Stated exercise
Output solely the number of lines containing the string "screenshot".

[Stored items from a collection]
*****
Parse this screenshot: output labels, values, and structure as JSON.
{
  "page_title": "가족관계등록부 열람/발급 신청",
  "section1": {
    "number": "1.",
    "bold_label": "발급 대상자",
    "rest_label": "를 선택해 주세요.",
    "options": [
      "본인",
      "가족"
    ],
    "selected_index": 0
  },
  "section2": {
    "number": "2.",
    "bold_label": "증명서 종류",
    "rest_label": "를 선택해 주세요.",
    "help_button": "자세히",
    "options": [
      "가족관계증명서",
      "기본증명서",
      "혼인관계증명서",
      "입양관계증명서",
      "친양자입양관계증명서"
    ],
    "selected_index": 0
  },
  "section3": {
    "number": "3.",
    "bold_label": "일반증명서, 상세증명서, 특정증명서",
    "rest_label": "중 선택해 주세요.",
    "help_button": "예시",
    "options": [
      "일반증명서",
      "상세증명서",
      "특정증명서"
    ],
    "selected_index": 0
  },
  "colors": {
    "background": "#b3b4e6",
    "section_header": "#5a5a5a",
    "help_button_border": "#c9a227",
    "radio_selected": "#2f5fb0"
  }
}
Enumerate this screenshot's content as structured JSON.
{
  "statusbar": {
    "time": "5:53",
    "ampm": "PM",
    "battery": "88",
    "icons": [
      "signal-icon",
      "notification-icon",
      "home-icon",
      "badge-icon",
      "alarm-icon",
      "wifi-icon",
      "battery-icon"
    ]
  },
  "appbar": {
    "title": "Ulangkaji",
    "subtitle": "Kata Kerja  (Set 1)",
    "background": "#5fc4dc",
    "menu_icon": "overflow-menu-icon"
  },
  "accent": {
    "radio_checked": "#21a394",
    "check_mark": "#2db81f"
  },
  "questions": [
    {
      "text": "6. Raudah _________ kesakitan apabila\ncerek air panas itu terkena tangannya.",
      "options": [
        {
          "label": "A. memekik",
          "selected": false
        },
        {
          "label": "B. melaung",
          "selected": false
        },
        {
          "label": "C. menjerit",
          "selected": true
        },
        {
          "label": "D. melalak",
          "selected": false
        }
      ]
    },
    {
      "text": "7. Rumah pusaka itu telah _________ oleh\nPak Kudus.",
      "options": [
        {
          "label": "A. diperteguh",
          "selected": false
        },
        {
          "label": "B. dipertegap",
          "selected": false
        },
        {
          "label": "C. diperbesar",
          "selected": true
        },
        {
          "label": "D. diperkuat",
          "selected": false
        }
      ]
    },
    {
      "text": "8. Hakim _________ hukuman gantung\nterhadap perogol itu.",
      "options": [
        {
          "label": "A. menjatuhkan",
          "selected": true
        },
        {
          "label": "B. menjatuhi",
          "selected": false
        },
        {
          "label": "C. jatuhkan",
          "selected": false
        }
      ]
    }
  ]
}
*****
Full response
2